_What is asked_
Write the listing out again, all of it, word for word.

_Given records_
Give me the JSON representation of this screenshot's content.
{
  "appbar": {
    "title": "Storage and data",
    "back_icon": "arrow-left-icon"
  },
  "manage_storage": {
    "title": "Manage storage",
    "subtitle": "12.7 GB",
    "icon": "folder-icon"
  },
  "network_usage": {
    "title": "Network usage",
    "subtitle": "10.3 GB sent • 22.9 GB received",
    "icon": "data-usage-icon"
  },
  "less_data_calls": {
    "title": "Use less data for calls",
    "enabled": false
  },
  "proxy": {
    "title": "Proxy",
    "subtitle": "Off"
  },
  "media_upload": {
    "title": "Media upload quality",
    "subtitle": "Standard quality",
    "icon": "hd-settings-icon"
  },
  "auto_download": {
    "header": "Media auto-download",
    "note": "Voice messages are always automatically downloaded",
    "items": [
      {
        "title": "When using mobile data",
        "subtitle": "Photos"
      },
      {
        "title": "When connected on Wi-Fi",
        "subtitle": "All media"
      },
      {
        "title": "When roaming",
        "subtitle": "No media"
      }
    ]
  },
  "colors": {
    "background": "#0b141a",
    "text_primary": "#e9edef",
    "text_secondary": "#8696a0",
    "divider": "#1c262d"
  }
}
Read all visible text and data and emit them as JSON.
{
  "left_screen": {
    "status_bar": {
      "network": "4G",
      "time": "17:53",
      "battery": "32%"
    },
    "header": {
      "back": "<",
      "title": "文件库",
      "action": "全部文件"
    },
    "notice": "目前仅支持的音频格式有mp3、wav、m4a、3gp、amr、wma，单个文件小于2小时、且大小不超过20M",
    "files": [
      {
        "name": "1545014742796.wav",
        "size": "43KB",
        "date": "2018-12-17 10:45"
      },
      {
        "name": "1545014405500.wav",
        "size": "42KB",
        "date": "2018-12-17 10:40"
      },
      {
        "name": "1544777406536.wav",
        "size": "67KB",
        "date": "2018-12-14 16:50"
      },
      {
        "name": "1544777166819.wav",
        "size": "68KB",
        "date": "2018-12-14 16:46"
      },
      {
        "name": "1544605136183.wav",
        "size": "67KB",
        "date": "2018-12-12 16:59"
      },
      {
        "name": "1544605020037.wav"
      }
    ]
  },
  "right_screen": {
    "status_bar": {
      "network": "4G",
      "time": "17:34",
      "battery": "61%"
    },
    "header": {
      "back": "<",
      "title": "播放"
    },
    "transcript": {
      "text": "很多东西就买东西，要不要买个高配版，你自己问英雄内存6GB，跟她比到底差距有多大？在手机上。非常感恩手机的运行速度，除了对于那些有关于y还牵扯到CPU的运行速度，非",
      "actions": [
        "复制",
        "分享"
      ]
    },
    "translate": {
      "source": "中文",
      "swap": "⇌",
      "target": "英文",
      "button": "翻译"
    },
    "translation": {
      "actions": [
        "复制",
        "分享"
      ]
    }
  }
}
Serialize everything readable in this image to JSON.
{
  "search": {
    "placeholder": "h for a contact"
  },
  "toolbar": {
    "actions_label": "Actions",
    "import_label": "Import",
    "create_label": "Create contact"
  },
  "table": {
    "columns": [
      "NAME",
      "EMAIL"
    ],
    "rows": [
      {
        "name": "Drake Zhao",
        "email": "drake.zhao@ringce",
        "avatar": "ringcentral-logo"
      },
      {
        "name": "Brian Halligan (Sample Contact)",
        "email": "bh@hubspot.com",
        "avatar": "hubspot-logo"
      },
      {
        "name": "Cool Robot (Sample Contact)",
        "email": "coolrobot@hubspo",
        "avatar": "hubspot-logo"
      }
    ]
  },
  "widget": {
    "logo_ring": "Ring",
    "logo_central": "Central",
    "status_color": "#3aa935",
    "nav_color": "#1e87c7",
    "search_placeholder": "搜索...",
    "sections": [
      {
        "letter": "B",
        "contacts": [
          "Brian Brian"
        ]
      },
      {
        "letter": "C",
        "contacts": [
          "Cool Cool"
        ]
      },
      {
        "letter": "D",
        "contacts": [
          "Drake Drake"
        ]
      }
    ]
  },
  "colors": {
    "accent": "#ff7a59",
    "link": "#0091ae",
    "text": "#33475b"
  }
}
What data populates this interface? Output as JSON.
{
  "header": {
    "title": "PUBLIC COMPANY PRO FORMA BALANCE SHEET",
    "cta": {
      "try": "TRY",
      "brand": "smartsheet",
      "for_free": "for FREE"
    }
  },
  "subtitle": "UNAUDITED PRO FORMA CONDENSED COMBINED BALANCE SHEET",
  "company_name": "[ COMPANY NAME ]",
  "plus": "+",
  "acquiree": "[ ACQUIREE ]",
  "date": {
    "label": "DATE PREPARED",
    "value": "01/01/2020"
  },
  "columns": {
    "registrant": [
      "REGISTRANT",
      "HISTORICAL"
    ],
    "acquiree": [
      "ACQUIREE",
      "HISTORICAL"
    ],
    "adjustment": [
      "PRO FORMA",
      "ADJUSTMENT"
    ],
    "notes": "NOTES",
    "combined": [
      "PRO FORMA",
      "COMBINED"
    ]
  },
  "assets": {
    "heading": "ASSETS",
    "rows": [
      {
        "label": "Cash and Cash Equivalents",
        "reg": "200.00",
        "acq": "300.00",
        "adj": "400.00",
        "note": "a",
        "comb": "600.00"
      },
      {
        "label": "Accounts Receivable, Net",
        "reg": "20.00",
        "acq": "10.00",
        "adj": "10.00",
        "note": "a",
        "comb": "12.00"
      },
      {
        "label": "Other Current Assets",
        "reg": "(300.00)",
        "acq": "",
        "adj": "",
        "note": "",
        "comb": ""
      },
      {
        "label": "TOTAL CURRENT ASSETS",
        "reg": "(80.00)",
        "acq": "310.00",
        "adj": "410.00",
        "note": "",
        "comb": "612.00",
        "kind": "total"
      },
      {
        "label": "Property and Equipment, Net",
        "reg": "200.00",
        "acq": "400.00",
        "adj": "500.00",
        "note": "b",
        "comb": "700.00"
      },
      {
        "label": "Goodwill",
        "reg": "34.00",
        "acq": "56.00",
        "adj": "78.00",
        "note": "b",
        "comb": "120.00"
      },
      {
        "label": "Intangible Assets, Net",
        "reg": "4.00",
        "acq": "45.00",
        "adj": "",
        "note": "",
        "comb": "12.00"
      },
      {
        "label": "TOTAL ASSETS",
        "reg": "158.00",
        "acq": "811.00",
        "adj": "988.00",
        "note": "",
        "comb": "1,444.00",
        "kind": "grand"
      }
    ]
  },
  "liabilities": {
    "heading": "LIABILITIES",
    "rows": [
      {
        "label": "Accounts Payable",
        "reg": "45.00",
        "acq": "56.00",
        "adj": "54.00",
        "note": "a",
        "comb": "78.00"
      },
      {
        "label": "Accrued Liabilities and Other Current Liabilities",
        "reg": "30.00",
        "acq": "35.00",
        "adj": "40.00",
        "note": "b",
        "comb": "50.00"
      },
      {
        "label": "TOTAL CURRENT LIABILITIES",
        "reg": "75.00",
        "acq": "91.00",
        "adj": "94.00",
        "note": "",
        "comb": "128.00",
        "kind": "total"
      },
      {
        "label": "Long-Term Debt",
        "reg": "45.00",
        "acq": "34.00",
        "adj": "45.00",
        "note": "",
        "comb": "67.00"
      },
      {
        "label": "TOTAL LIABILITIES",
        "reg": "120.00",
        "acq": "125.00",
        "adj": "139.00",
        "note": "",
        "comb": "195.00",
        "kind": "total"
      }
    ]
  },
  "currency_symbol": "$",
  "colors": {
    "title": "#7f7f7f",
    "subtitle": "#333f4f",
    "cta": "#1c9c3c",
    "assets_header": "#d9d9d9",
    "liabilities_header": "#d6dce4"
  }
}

_Response below_
Give me the JSON representation of this screenshot's content.
{
  "appbar": {
    "title": "Storage and data",
    "back_icon": "arrow-left-icon"
  },
  "manage_storage": {
    "title": "Manage storage",
    "subtitle": "12.7 GB",
    "icon": "folder-icon"
  },
  "network_usage": {
    "title": "Network usage",
    "subtitle": "10.3 GB sent • 22.9 GB received",
    "icon": "data-usage-icon"
  },
  "less_data_calls": {
    "title": "Use less data for calls",
    "enabled": false
  },
  "proxy": {
    "title": "Proxy",
    "subtitle": "Off"
  },
  "media_upload": {
    "title": "Media upload quality",
    "subtitle": "Standard quality",
    "icon": "hd-settings-icon"
  },
  "auto_download": {
    "header": "Media auto-download",
    "note": "Voice messages are always automatically downloaded",
    "items": [
      {
        "title": "When using mobile data",
        "subtitle": "Photos"
      },
      {
        "title": "When connected on Wi-Fi",
        "subtitle": "All media"
      },
      {
        "title": "When roaming",
        "subtitle": "No media"
      }
    ]
  },
  "colors": {
    "background": "#0b141a",
    "text_primary": "#e9edef",
    "text_secondary": "#8696a0",
    "divider": "#1c262d"
  }
}
Read all visible text and data and emit them as JSON.
{
  "left_screen": {
    "status_bar": {
      "network": "4G",
      "time": "17:53",
      "battery": "32%"
    },
    "header": {
      "back": "<",
      "title": "文件库",
      "action": "全部文件"
    },
    "notice": "目前仅支持的音频格式有mp3、wav、m4a、3gp、amr、wma，单个文件小于2小时、且大小不超过20M",
    "files": [
      {
        "name": "1545014742796.wav",
        "size": "43KB",
        "date": "2018-12-17 10:45"
      },
      {
        "name": "1545014405500.wav",
        "size": "42KB",
        "date": "2018-12-17 10:40"
      },
      {
        "name": "1544777406536.wav",
        "size": "67KB",
        "date": "2018-12-14 16:50"
      },
      {
        "name": "1544777166819.wav",
        "size": "68KB",
        "date": "2018-12-14 16:46"
      },
      {
        "name": "1544605136183.wav",
        "size": "67KB",
        "date": "2018-12-12 16:59"
      },
      {
        "name": "1544605020037.wav"
      }
    ]
  },
  "right_screen": {
    "status_bar": {
      "network": "4G",
      "time": "17:34",
      "battery": "61%"
    },
    "header": {
      "back": "<",
      "title": "播放"
    },
    "transcript": {
      "text": "很多东西就买东西，要不要买个高配版，你自己问英雄内存6GB，跟她比到底差距有多大？在手机上。非常感恩手机的运行速度，除了对于那些有关于y还牵扯到CPU的运行速度，非",
      "actions": [
        "复制",
        "分享"
      ]
    },
    "translate": {
      "source": "中文",
      "swap": "⇌",
      "target": "英文",
      "button": "翻译"
    },
    "translation": {
      "actions": [
        "复制",
        "分享"
      ]
    }
  }
}
Serialize everything readable in this image to JSON.
{
  "search": {
    "placeholder": "h for a contact"
  },
  "toolbar": {
    "actions_label": "Actions",
    "import_label": "Import",
    "create_label": "Create contact"
  },
  "table": {
    "columns": [
      "NAME",
      "EMAIL"
    ],
    "rows": [
      {
        "name": "Drake Zhao",
        "email": "drake.zhao@ringce",
        "avatar": "ringcentral-logo"
      },
      {
        "name": "Brian Halligan (Sample Contact)",
        "email": "bh@hubspot.com",
        "avatar": "hubspot-logo"
      },
      {
        "name": "Cool Robot (Sample Contact)",
        "email": "coolrobot@hubspo",
        "avatar": "hubspot-logo"
      }
    ]
  },
  "widget": {
    "logo_ring": "Ring",
    "logo_central": "Central",
    "status_color": "#3aa935",
    "nav_color": "#1e87c7",
    "search_placeholder": "搜索...",
    "sections": [
      {
        "letter": "B",
        "contacts": [
          "Brian Brian"
        ]
      },
      {
        "letter": "C",
        "contacts": [
          "Cool Cool"
        ]
      },
      {
        "letter": "D",
        "contacts": [
          "Drake Drake"
        ]
      }
    ]
  },
  "colors": {
    "accent": "#ff7a59",
    "link": "#0091ae",
    "text": "#33475b"
  }
}
What data populates this interface? Output as JSON.
{
  "header": {
    "title": "PUBLIC COMPANY PRO FORMA BALANCE SHEET",
    "cta": {
      "try": "TRY",
      "brand": "smartsheet",
      "for_free": "for FREE"
    }
  },
  "subtitle": "UNAUDITED PRO FORMA CONDENSED COMBINED BALANCE SHEET",
  "company_name": "[ COMPANY NAME ]",
  "plus": "+",
  "acquiree": "[ ACQUIREE ]",
  "date": {
    "label": "DATE PREPARED",
    "value": "01/01/2020"
  },
  "columns": {
    "registrant": [
      "REGISTRANT",
      "HISTORICAL"
    ],
    "acquiree": [
      "ACQUIREE",
      "HISTORICAL"
    ],
    "adjustment": [
      "PRO FORMA",
      "ADJUSTMENT"
    ],
    "notes": "NOTES",
    "combined": [
      "PRO FORMA",
      "COMBINED"
    ]
  },
  "assets": {
    "heading": "ASSETS",
    "rows": [
      {
        "label": "Cash and Cash Equivalents",
        "reg": "200.00",
        "acq": "300.00",
        "adj": "400.00",
        "note": "a",
        "comb": "600.00"
      },
      {
        "label": "Accounts Receivable, Net",
        "reg": "20.00",
        "acq": "10.00",
        "adj": "10.00",
        "note": "a",
        "comb": "12.00"
      },
      {
        "label": "Other Current Assets",
        "reg": "(300.00)",
        "acq": "",
        "adj": "",
        "note": "",
        "comb": ""
      },
      {
        "label": "TOTAL CURRENT ASSETS",
        "reg": "(80.00)",
        "acq": "310.00",
        "adj": "410.00",
        "note": "",
        "comb": "612.00",
        "kind": "total"
      },
      {
        "label": "Property and Equipment, Net",
        "reg": "200.00",
        "acq": "400.00",
        "adj": "500.00",
        "note": "b",
        "comb": "700.00"
      },
      {
        "label": "Goodwill",
        "reg": "34.00",
        "acq": "56.00",
        "adj": "78.00",
        "note": "b",
        "comb": "120.00"
      },
      {
        "label": "Intangible Assets, Net",
        "reg": "4.00",
        "acq": "45.00",
        "adj": "",
        "note": "",
        "comb": "12.00"
      },
      {
        "label": "TOTAL ASSETS",
        "reg": "158.00",
        "acq": "811.00",
        "adj": "988.00",
        "note": "",
        "comb": "1,444.00",
        "kind": "grand"
      }
    ]
  },
  "liabilities": {
    "heading": "LIABILITIES",
    "rows": [
      {
        "label": "Accounts Payable",
        "reg": "45.00",
        "acq": "56.00",
        "adj": "54.00",
        "note": "a",
        "comb": "78.00"
      },
      {
        "label": "Accrued Liabilities and Other Current Liabilities",
        "reg": "30.00",
        "acq": "35.00",
        "adj": "40.00",
        "note": "b",
        "comb": "50.00"
      },
      {
        "label": "TOTAL CURRENT LIABILITIES",
        "reg": "75.00",
        "acq": "91.00",
        "adj": "94.00",
        "note": "",
        "comb": "128.00",
        "kind": "total"
      },
      {
        "label": "Long-Term Debt",
        "reg": "45.00",
        "acq": "34.00",
        "adj": "45.00",
        "note": "",
        "comb": "67.00"
      },
      {
        "label": "TOTAL LIABILITIES",
        "reg": "120.00",
        "acq": "125.00",
        "adj": "139.00",
        "note": "",
        "comb": "195.00",
        "kind": "total"
      }
    ]
  },
  "currency_symbol": "$",
  "colors": {
    "title": "#7f7f7f",
    "subtitle": "#333f4f",
    "cta": "#1c9c3c",
    "assets_header": "#d9d9d9",
    "liabilities_header": "#d6dce4"
  }
}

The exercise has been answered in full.